→ TASK INPUTS:
--- --- ---

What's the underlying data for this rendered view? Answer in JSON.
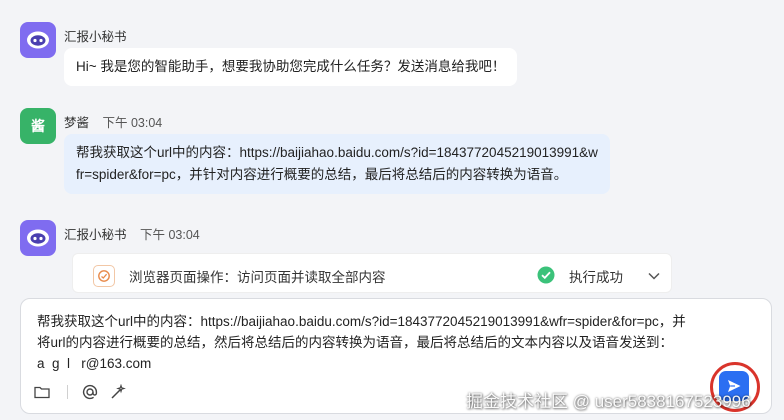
{
  "messages": [
    {
      "sender": "汇报小秘书",
      "time": "",
      "text": "Hi~ 我是您的智能助手，想要我协助您完成什么任务？发送消息给我吧！"
    },
    {
      "sender": "梦酱",
      "avatar_text": "酱",
      "time": "下午 03:04",
      "text_line1": "帮我获取这个url中的内容：https://baijiahao.baidu.com/s?id=1843772045219013991&w",
      "text_line2": "fr=spider&for=pc，并针对内容进行概要的总结，最后将总结后的内容转换为语音。"
    },
    {
      "sender": "汇报小秘书",
      "time": "下午 03:04",
      "operation": {
        "icon": "browser-operation-icon",
        "label": "浏览器页面操作：访问页面并读取全部内容",
        "status": "执行成功",
        "status_icon": "check-circle-icon"
      }
    }
  ],
  "composer": {
    "line1": "帮我获取这个url中的内容：https://baijiahao.baidu.com/s?id=1843772045219013991&wfr=spider&for=pc，并",
    "line2": "将url的内容进行概要的总结，然后将总结后的内容转换为语音，最后将总结后的文本内容以及语音发送到：",
    "line3": "a  g  l   r@163.com",
    "tools": [
      "folder-icon",
      "at-icon",
      "magic-wand-icon"
    ],
    "send_icon": "send-icon"
  },
  "colors": {
    "bot_avatar": "#7f6cf0",
    "user_avatar": "#37b368",
    "user_bubble": "#e7f0fd",
    "send_button": "#2b6ff2",
    "highlight_ring": "#d9342b",
    "success": "#3bc27a"
  },
  "watermark": "掘金技术社区 @ user5838167523996"
}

--- --- ---

→ EXERCISE GOAL: Reproduce every record word for word. The copy must contain no pictures.

→ EXERCISE OUTPUT:
What's the underlying data for this rendered view? Answer in JSON.
{
  "messages": [
    {
      "sender": "汇报小秘书",
      "time": "",
      "text": "Hi~ 我是您的智能助手，想要我协助您完成什么任务？发送消息给我吧！"
    },
    {
      "sender": "梦酱",
      "avatar_text": "酱",
      "time": "下午 03:04",
      "text_line1": "帮我获取这个url中的内容：https://baijiahao.baidu.com/s?id=1843772045219013991&w",
      "text_line2": "fr=spider&for=pc，并针对内容进行概要的总结，最后将总结后的内容转换为语音。"
    },
    {
      "sender": "汇报小秘书",
      "time": "下午 03:04",
      "operation": {
        "icon": "browser-operation-icon",
        "label": "浏览器页面操作：访问页面并读取全部内容",
        "status": "执行成功",
        "status_icon": "check-circle-icon"
      }
    }
  ],
  "composer": {
    "line1": "帮我获取这个url中的内容：https://baijiahao.baidu.com/s?id=1843772045219013991&wfr=spider&for=pc，并",
    "line2": "将url的内容进行概要的总结，然后将总结后的内容转换为语音，最后将总结后的文本内容以及语音发送到：",
    "line3": "a  g  l   r@163.com",
    "tools": [
      "folder-icon",
      "at-icon",
      "magic-wand-icon"
    ],
    "send_icon": "send-icon"
  },
  "colors": {
    "bot_avatar": "#7f6cf0",
    "user_avatar": "#37b368",
    "user_bubble": "#e7f0fd",
    "send_button": "#2b6ff2",
    "highlight_ring": "#d9342b",
    "success": "#3bc27a"
  },
  "watermark": "掘金技术社区 @ user5838167523996"
}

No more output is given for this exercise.